__WHAT IS EXPECTED__
Your task is to copy every line of this material exactly.

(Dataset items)
= = = = =

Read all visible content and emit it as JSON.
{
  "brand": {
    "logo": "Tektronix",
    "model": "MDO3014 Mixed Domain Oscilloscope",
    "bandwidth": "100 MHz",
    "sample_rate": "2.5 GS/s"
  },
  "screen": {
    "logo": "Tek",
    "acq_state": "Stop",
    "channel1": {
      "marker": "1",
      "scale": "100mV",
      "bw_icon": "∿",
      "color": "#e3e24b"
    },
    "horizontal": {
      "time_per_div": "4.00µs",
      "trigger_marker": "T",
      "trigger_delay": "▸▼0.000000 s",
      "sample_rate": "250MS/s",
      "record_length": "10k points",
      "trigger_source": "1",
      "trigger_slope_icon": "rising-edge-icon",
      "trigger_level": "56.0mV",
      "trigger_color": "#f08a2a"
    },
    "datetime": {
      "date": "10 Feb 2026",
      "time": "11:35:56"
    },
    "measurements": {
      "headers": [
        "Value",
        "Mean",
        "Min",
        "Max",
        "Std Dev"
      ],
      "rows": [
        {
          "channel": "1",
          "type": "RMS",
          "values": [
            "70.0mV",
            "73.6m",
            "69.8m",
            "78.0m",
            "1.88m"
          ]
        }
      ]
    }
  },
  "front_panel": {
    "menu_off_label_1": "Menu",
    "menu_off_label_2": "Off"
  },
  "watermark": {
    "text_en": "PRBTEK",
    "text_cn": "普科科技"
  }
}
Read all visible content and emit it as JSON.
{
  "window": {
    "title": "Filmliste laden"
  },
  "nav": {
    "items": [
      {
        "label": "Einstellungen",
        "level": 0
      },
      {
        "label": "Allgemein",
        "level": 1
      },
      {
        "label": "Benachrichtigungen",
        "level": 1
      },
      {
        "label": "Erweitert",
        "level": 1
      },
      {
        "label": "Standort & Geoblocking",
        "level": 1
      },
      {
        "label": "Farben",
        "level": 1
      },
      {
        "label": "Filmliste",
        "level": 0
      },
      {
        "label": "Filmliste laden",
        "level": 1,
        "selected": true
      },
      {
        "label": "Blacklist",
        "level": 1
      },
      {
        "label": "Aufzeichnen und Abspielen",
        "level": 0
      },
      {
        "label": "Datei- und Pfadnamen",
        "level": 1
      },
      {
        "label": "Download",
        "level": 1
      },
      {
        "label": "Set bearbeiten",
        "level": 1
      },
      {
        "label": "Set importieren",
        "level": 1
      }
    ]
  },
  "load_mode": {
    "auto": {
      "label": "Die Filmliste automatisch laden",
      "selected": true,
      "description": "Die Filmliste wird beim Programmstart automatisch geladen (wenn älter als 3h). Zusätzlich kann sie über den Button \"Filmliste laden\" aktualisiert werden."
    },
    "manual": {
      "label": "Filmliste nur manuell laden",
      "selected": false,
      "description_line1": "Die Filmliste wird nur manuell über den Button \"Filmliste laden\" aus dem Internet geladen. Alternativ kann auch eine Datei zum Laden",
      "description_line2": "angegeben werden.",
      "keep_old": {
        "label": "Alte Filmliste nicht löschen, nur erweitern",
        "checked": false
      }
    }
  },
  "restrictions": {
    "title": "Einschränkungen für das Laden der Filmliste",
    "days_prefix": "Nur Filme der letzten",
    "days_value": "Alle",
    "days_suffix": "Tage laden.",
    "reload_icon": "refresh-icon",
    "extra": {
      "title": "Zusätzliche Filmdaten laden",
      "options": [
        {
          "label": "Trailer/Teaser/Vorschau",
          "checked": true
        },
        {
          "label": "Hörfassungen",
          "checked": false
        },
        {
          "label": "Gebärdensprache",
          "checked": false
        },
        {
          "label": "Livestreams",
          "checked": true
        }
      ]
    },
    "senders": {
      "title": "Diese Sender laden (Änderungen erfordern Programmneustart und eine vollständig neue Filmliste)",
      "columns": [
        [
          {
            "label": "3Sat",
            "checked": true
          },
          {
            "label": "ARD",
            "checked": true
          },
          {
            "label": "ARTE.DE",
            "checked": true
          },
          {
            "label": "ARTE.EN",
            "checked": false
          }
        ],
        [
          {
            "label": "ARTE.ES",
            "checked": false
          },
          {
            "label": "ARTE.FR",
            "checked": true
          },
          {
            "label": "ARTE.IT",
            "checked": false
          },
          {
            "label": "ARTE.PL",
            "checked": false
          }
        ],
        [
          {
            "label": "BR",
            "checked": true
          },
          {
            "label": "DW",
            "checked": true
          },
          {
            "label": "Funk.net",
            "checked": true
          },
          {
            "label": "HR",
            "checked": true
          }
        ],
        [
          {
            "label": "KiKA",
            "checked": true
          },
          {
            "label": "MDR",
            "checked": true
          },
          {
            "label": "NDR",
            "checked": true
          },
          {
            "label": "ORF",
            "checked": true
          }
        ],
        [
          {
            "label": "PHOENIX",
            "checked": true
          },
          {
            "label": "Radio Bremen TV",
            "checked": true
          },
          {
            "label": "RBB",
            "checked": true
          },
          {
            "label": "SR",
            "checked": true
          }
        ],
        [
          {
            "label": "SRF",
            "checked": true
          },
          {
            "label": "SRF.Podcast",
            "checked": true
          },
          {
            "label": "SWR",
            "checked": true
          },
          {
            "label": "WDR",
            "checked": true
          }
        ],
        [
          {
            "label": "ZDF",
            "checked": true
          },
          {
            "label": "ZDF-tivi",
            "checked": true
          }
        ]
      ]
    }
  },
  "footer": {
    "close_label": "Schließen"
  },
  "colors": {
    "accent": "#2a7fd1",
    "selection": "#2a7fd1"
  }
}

= = = = =

__TASK SOLUTION__
Read all visible content and emit it as JSON.
{
  "brand": {
    "logo": "Tektronix",
    "model": "MDO3014 Mixed Domain Oscilloscope",
    "bandwidth": "100 MHz",
    "sample_rate": "2.5 GS/s"
  },
  "screen": {
    "logo": "Tek",
    "acq_state": "Stop",
    "channel1": {
      "marker": "1",
      "scale": "100mV",
      "bw_icon": "∿",
      "color": "#e3e24b"
    },
    "horizontal": {
      "time_per_div": "4.00µs",
      "trigger_marker": "T",
      "trigger_delay": "▸▼0.000000 s",
      "sample_rate": "250MS/s",
      "record_length": "10k points",
      "trigger_source": "1",
      "trigger_slope_icon": "rising-edge-icon",
      "trigger_level": "56.0mV",
      "trigger_color": "#f08a2a"
    },
    "datetime": {
      "date": "10 Feb 2026",
      "time": "11:35:56"
    },
    "measurements": {
      "headers": [
        "Value",
        "Mean",
        "Min",
        "Max",
        "Std Dev"
      ],
      "rows": [
        {
          "channel": "1",
          "type": "RMS",
          "values": [
            "70.0mV",
            "73.6m",
            "69.8m",
            "78.0m",
            "1.88m"
          ]
        }
      ]
    }
  },
  "front_panel": {
    "menu_off_label_1": "Menu",
    "menu_off_label_2": "Off"
  },
  "watermark": {
    "text_en": "PRBTEK",
    "text_cn": "普科科技"
  }
}
Read all visible content and emit it as JSON.
{
  "window": {
    "title": "Filmliste laden"
  },
  "nav": {
    "items": [
      {
        "label": "Einstellungen",
        "level": 0
      },
      {
        "label": "Allgemein",
        "level": 1
      },
      {
        "label": "Benachrichtigungen",
        "level": 1
      },
      {
        "label": "Erweitert",
        "level": 1
      },
      {
        "label": "Standort & Geoblocking",
        "level": 1
      },
      {
        "label": "Farben",
        "level": 1
      },
      {
        "label": "Filmliste",
        "level": 0
      },
      {
        "label": "Filmliste laden",
        "level": 1,
        "selected": true
      },
      {
        "label": "Blacklist",
        "level": 1
      },
      {
        "label": "Aufzeichnen und Abspielen",
        "level": 0
      },
      {
        "label": "Datei- und Pfadnamen",
        "level": 1
      },
      {
        "label": "Download",
        "level": 1
      },
      {
        "label": "Set bearbeiten",
        "level": 1
      },
      {
        "label": "Set importieren",
        "level": 1
      }
    ]
  },
  "load_mode": {
    "auto": {
      "label": "Die Filmliste automatisch laden",
      "selected": true,
      "description": "Die Filmliste wird beim Programmstart automatisch geladen (wenn älter als 3h). Zusätzlich kann sie über den Button \"Filmliste laden\" aktualisiert werden."
    },
    "manual": {
      "label": "Filmliste nur manuell laden",
      "selected": false,
      "description_line1": "Die Filmliste wird nur manuell über den Button \"Filmliste laden\" aus dem Internet geladen. Alternativ kann auch eine Datei zum Laden",
      "description_line2": "angegeben werden.",
      "keep_old": {
        "label": "Alte Filmliste nicht löschen, nur erweitern",
        "checked": false
      }
    }
  },
  "restrictions": {
    "title": "Einschränkungen für das Laden der Filmliste",
    "days_prefix": "Nur Filme der letzten",
    "days_value": "Alle",
    "days_suffix": "Tage laden.",
    "reload_icon": "refresh-icon",
    "extra": {
      "title": "Zusätzliche Filmdaten laden",
      "options": [
        {
          "label": "Trailer/Teaser/Vorschau",
          "checked": true
        },
        {
          "label": "Hörfassungen",
          "checked": false
        },
        {
          "label": "Gebärdensprache",
          "checked": false
        },
        {
          "label": "Livestreams",
          "checked": true
        }
      ]
    },
    "senders": {
      "title": "Diese Sender laden (Änderungen erfordern Programmneustart und eine vollständig neue Filmliste)",
      "columns": [
        [
          {
            "label": "3Sat",
            "checked": true
          },
          {
            "label": "ARD",
            "checked": true
          },
          {
            "label": "ARTE.DE",
            "checked": true
          },
          {
            "label": "ARTE.EN",
            "checked": false
          }
        ],
        [
          {
            "label": "ARTE.ES",
            "checked": false
          },
          {
            "label": "ARTE.FR",
            "checked": true
          },
          {
            "label": "ARTE.IT",
            "checked": false
          },
          {
            "label": "ARTE.PL",
            "checked": false
          }
        ],
        [
          {
            "label": "BR",
            "checked": true
          },
          {
            "label": "DW",
            "checked": true
          },
          {
            "label": "Funk.net",
            "checked": true
          },
          {
            "label": "HR",
            "checked": true
          }
        ],
        [
          {
            "label": "KiKA",
            "checked": true
          },
          {
            "label": "MDR",
            "checked": true
          },
          {
            "label": "NDR",
            "checked": true
          },
          {
            "label": "ORF",
            "checked": true
          }
        ],
        [
          {
            "label": "PHOENIX",
            "checked": true
          },
          {
            "label": "Radio Bremen TV",
            "checked": true
          },
          {
            "label": "RBB",
            "checked": true
          },
          {
            "label": "SR",
            "checked": true
          }
        ],
        [
          {
            "label": "SRF",
            "checked": true
          },
          {
            "label": "SRF.Podcast",
            "checked": true
          },
          {
            "label": "SWR",
            "checked": true
          },
          {
            "label": "WDR",
            "checked": true
          }
        ],
        [
          {
            "label": "ZDF",
            "checked": true
          },
          {
            "label": "ZDF-tivi",
            "checked": true
          }
        ]
      ]
    }
  },
  "footer": {
    "close_label": "Schließen"
  },
  "colors": {
    "accent": "#2a7fd1",
    "selection": "#2a7fd1"
  }
}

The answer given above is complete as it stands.